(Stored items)

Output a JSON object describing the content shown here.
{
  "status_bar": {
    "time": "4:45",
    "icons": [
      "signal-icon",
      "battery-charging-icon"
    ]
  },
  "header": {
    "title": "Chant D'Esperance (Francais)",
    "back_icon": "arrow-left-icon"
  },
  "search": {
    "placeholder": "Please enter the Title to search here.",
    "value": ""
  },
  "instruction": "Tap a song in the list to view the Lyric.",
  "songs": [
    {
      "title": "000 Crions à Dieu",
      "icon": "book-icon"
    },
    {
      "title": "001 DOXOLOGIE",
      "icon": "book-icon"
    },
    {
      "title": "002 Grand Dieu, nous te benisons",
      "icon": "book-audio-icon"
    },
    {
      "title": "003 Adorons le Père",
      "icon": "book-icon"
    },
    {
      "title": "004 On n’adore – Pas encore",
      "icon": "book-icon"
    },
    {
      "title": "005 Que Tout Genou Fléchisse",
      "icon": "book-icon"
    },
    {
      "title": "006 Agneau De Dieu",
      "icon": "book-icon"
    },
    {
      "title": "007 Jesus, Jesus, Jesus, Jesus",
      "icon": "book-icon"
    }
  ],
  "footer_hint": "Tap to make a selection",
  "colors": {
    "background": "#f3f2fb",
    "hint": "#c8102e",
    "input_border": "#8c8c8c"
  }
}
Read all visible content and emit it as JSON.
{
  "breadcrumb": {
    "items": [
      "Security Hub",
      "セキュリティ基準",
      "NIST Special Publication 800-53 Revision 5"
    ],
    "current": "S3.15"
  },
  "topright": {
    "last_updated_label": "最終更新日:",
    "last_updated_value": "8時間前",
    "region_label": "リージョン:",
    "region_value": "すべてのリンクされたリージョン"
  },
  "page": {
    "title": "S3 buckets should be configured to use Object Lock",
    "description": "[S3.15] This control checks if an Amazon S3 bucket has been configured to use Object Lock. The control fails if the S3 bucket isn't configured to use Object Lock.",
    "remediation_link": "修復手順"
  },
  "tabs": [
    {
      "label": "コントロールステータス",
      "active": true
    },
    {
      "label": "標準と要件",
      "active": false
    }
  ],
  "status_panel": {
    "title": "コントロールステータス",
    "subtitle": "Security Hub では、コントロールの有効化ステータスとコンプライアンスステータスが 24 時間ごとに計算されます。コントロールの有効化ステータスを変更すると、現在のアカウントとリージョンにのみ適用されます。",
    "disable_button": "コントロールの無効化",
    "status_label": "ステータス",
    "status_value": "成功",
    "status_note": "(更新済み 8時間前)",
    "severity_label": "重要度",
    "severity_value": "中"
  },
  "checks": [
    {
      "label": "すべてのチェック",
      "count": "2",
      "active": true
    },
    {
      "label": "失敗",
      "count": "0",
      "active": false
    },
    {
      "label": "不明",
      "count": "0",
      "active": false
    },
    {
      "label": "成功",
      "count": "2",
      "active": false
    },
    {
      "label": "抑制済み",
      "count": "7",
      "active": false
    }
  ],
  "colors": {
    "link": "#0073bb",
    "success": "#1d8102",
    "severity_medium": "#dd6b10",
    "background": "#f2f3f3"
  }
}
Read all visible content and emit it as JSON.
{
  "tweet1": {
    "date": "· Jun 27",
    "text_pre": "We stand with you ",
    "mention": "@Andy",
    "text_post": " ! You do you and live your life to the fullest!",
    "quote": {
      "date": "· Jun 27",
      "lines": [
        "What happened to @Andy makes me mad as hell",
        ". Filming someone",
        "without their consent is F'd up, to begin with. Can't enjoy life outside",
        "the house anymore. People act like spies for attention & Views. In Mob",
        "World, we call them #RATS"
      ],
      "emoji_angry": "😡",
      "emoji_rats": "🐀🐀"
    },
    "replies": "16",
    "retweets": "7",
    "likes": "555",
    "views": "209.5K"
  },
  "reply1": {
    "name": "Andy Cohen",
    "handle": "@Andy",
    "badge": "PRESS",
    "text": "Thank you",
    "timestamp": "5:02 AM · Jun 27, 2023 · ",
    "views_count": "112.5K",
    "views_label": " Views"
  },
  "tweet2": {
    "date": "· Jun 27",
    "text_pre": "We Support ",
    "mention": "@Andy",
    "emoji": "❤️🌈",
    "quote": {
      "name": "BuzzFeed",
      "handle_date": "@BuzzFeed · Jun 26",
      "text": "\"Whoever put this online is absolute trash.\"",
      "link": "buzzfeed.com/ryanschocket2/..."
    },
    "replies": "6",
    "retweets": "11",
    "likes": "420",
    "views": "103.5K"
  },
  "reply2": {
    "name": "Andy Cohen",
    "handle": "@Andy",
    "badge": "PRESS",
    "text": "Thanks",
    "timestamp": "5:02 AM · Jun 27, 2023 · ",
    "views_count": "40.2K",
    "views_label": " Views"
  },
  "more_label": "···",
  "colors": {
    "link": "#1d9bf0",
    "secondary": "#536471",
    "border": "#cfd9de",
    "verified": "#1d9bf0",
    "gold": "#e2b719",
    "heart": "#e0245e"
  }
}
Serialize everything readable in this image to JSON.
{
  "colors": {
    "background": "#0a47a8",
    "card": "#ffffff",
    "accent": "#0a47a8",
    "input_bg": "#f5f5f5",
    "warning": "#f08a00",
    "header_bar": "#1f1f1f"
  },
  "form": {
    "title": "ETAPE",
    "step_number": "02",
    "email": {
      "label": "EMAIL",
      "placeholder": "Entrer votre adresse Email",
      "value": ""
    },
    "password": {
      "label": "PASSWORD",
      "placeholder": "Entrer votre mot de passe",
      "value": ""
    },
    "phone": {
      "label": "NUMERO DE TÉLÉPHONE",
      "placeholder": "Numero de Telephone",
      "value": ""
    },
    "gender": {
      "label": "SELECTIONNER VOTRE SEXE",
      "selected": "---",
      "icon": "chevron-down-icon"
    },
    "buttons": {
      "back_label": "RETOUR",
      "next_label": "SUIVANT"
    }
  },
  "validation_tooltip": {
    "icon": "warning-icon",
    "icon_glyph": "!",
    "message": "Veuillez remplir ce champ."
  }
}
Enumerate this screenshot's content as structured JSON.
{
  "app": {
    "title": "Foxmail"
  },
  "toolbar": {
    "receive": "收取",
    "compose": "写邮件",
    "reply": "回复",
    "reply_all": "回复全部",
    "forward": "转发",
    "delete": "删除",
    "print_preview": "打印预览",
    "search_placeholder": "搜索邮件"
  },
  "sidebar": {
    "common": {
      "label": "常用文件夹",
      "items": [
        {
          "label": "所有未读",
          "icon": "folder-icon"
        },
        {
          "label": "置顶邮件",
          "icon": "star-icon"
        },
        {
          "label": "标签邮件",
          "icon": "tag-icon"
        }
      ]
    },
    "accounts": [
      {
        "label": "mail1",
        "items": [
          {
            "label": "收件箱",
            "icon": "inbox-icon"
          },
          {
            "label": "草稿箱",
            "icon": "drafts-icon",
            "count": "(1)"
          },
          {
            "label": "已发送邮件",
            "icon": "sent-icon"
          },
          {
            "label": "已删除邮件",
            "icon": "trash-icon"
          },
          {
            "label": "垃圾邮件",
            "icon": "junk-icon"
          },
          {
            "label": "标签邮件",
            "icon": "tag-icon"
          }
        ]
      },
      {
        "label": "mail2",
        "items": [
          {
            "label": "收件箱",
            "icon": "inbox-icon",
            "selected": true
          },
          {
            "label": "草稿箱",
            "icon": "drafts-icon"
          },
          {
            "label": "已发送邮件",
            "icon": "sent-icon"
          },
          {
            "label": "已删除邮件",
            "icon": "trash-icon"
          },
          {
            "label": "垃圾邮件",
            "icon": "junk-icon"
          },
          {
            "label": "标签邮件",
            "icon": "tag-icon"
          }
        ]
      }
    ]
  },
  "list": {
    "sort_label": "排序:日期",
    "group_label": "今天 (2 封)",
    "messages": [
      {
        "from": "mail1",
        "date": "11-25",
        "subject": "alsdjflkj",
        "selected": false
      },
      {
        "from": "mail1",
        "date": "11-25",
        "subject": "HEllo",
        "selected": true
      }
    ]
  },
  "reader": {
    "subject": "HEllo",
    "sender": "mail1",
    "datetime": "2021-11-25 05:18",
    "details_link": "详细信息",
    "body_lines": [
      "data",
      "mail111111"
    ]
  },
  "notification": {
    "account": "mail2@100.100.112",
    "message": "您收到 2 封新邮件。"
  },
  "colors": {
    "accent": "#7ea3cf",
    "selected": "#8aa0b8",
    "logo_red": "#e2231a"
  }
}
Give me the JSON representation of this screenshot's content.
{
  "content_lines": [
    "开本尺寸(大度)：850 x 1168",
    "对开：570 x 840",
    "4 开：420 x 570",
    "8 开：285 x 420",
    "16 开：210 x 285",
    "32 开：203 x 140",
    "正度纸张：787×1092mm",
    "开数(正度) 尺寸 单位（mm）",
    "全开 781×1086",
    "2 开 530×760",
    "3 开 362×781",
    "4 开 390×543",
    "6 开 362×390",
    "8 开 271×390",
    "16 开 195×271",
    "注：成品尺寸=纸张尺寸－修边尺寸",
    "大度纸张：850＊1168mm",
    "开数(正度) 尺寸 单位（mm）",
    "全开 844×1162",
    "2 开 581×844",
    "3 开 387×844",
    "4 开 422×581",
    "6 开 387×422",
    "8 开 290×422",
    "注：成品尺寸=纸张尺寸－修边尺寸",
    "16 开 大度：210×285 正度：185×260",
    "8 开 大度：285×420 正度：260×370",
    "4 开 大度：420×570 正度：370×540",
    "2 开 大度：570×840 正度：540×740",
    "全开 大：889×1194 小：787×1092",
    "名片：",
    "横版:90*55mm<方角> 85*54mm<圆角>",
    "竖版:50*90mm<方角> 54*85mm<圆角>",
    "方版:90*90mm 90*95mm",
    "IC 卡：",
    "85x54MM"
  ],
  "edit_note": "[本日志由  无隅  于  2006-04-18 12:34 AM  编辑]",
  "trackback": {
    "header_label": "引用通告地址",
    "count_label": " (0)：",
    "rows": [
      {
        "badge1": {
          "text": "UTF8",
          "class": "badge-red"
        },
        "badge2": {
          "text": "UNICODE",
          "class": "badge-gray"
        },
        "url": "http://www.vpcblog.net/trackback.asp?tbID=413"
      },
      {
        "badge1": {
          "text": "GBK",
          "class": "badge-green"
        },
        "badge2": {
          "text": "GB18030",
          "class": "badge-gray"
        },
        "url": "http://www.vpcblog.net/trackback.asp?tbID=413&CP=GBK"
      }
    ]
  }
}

EXERCISE DETAILS: Identify lines with the string "configured". Copy each one.

SOLUTION:
    "title": "S3 buckets should be configured to use Object Lock",
    "description": "[S3.15] This control checks if an Amazon S3 bucket has been configured to use Object Lock. The control fails if the S3 bucket isn't configured to use Object Lock.",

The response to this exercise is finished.